■ Exercise description ■
List the lines of this listing that hold the word "placeholder".

■ Entries ■
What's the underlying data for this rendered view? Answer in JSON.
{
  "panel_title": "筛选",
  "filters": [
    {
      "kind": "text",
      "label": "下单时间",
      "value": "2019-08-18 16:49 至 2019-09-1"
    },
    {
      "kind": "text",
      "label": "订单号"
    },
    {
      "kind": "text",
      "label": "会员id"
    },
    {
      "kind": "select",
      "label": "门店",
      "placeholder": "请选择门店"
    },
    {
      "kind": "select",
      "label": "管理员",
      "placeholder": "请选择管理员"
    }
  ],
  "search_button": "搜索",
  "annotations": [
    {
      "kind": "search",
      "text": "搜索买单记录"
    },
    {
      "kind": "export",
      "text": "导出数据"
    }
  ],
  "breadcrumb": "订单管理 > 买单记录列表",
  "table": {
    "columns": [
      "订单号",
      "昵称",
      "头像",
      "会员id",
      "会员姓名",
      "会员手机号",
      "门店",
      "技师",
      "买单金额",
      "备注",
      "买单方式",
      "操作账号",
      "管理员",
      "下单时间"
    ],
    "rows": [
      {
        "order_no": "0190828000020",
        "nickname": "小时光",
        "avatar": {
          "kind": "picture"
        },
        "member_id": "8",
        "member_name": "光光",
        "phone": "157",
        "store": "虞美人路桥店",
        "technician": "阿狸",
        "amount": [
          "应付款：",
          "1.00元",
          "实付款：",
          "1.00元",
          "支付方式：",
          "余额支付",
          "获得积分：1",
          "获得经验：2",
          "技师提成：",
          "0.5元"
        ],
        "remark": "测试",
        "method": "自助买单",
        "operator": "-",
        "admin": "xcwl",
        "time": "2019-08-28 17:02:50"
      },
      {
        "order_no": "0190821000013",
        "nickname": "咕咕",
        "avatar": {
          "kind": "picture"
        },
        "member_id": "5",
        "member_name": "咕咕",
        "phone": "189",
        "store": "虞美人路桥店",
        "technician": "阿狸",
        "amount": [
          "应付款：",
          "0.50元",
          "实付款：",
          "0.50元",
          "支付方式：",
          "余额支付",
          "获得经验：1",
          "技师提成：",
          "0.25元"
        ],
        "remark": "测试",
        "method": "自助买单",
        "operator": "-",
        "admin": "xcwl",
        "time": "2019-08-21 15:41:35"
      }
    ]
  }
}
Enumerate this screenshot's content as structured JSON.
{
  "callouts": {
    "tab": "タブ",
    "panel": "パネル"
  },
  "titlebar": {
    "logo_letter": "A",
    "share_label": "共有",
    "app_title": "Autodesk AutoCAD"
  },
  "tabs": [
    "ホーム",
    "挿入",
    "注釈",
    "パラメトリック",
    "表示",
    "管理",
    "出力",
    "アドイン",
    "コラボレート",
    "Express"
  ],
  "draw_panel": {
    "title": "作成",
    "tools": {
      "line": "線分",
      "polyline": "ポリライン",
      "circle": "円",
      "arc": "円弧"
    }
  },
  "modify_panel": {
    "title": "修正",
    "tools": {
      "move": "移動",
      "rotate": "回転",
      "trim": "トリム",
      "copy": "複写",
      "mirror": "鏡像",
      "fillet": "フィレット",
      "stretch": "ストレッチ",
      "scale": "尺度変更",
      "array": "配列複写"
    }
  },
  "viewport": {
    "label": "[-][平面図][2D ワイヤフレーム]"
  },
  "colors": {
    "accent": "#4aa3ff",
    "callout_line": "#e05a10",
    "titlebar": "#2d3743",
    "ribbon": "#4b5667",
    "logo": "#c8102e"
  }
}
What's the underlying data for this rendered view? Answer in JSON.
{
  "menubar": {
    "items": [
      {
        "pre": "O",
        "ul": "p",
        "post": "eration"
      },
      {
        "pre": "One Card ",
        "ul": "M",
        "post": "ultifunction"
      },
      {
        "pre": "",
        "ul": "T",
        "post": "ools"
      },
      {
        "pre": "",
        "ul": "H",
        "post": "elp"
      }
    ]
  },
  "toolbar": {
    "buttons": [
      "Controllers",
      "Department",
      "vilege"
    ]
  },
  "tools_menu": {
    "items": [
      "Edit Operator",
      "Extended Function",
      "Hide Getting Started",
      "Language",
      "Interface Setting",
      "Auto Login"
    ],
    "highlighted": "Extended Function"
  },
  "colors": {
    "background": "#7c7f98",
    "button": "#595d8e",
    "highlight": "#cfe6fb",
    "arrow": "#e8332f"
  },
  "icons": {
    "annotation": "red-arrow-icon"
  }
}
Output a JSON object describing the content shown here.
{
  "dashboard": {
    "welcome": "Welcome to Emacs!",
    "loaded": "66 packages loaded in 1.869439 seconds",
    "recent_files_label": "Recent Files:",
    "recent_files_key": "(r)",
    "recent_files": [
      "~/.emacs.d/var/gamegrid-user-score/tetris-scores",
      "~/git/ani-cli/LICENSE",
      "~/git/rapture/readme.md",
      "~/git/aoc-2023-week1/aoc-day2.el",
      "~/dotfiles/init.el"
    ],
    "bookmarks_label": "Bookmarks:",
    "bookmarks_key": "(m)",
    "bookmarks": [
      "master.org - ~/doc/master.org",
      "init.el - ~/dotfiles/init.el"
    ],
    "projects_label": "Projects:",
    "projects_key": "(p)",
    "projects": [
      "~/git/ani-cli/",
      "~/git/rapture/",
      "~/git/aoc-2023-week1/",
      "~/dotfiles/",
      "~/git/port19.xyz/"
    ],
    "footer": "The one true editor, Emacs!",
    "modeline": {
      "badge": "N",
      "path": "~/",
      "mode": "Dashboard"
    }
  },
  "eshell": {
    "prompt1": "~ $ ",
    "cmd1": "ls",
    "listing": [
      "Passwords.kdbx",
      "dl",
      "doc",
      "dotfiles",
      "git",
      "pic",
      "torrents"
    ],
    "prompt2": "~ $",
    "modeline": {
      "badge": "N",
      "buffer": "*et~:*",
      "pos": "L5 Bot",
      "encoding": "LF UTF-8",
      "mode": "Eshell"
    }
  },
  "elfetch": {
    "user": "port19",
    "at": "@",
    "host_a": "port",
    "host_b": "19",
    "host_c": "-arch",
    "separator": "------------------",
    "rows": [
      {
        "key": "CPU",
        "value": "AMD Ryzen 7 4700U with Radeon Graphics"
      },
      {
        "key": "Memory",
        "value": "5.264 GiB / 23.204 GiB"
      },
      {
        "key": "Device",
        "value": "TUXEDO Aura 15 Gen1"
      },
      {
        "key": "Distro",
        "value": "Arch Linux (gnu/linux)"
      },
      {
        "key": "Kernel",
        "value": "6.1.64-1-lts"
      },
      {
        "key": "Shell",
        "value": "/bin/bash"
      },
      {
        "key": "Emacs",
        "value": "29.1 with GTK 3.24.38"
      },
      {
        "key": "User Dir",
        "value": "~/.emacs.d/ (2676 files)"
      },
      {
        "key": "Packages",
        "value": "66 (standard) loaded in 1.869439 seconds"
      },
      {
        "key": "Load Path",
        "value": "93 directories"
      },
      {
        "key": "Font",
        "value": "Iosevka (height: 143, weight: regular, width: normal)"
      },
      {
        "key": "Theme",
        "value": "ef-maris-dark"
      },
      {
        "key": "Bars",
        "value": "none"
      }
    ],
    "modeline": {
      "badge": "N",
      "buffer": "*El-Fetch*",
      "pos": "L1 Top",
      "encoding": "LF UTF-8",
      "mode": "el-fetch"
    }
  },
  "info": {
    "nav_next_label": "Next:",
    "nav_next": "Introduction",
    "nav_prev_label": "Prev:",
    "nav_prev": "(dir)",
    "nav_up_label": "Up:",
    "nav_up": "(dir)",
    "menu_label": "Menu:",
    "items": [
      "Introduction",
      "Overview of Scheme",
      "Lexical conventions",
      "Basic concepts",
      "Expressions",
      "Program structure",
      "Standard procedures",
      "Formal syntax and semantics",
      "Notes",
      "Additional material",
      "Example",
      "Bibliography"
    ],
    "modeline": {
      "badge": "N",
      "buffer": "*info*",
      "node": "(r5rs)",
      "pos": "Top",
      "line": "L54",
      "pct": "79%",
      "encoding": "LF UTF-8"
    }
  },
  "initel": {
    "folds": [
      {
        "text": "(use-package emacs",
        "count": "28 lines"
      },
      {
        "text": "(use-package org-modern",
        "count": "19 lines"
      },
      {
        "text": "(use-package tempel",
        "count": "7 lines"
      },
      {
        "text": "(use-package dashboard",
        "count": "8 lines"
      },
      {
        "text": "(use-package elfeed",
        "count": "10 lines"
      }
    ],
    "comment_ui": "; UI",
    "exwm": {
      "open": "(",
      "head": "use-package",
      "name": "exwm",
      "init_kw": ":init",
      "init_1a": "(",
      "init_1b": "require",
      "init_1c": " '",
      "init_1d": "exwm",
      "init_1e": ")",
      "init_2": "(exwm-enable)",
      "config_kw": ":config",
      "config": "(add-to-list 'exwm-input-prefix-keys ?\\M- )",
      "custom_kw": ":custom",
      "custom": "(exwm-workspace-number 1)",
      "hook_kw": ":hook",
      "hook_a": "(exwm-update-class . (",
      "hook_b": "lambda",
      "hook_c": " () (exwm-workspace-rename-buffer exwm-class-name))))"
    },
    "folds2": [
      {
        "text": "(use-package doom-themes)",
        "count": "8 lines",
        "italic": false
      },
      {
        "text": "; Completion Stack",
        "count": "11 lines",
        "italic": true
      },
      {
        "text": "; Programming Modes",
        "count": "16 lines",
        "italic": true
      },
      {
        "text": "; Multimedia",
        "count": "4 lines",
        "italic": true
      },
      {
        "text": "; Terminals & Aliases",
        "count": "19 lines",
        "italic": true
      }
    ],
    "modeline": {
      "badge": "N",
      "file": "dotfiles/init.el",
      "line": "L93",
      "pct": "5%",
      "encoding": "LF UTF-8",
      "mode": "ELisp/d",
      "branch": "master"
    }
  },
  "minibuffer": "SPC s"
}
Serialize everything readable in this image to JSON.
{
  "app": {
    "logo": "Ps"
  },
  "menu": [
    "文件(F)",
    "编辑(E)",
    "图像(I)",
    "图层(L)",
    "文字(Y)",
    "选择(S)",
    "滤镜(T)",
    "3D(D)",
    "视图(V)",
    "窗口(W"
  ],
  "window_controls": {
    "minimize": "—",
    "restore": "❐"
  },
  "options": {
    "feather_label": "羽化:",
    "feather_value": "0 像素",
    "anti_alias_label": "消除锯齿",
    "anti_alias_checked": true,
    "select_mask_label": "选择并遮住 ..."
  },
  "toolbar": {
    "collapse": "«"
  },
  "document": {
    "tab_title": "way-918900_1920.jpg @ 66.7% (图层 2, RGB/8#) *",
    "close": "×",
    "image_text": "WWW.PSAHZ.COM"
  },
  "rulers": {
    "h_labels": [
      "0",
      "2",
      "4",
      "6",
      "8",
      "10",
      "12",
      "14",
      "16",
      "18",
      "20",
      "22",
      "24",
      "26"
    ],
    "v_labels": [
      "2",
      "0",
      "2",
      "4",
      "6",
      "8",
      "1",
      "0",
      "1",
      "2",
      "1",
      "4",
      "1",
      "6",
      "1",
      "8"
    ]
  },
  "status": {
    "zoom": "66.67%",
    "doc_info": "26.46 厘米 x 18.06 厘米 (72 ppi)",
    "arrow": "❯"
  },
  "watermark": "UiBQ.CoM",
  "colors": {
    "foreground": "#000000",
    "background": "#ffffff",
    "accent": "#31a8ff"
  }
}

■ Result for this task ■
      "placeholder": "请选择门店"
      "placeholder": "请选择管理员"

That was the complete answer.